## begin Records

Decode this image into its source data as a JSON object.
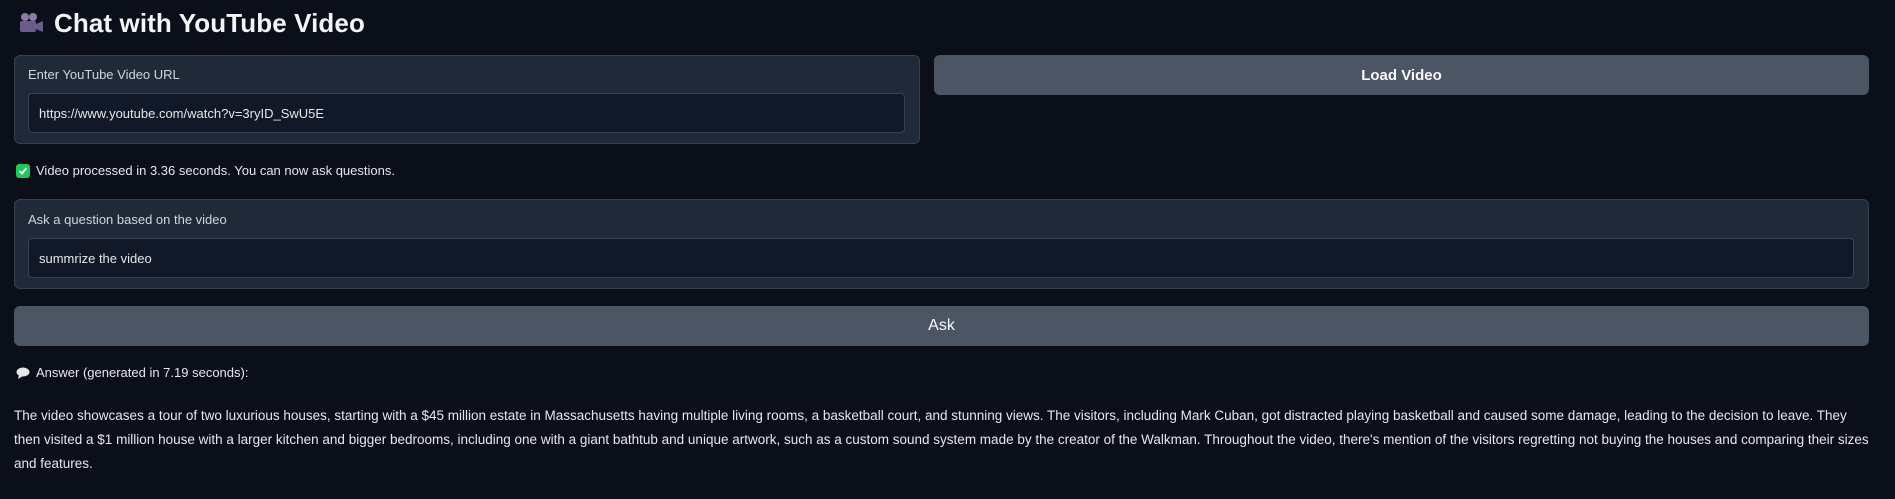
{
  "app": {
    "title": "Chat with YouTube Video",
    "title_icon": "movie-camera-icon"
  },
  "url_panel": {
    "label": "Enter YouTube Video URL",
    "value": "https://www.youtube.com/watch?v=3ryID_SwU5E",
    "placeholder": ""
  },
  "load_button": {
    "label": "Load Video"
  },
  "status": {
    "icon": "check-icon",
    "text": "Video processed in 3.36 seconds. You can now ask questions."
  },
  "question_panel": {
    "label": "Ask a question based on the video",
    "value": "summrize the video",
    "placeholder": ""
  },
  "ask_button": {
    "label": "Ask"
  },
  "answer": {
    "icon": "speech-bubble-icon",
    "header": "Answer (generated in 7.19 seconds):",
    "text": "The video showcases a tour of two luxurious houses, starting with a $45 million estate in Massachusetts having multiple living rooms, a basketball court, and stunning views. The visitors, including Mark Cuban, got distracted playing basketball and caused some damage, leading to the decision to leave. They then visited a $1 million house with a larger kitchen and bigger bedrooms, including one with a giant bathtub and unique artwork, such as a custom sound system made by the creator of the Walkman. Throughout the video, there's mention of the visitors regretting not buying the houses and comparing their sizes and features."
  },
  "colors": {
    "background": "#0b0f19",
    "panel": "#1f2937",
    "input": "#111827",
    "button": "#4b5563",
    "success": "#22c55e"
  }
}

## end Records

### [Aim]
Except for the pictures, copy the material above exactly.

### [Final result]
Decode this image into its source data as a JSON object.
{
  "app": {
    "title": "Chat with YouTube Video",
    "title_icon": "movie-camera-icon"
  },
  "url_panel": {
    "label": "Enter YouTube Video URL",
    "value": "https://www.youtube.com/watch?v=3ryID_SwU5E",
    "placeholder": ""
  },
  "load_button": {
    "label": "Load Video"
  },
  "status": {
    "icon": "check-icon",
    "text": "Video processed in 3.36 seconds. You can now ask questions."
  },
  "question_panel": {
    "label": "Ask a question based on the video",
    "value": "summrize the video",
    "placeholder": ""
  },
  "ask_button": {
    "label": "Ask"
  },
  "answer": {
    "icon": "speech-bubble-icon",
    "header": "Answer (generated in 7.19 seconds):",
    "text": "The video showcases a tour of two luxurious houses, starting with a $45 million estate in Massachusetts having multiple living rooms, a basketball court, and stunning views. The visitors, including Mark Cuban, got distracted playing basketball and caused some damage, leading to the decision to leave. They then visited a $1 million house with a larger kitchen and bigger bedrooms, including one with a giant bathtub and unique artwork, such as a custom sound system made by the creator of the Walkman. Throughout the video, there's mention of the visitors regretting not buying the houses and comparing their sizes and features."
  },
  "colors": {
    "background": "#0b0f19",
    "panel": "#1f2937",
    "input": "#111827",
    "button": "#4b5563",
    "success": "#22c55e"
  }
}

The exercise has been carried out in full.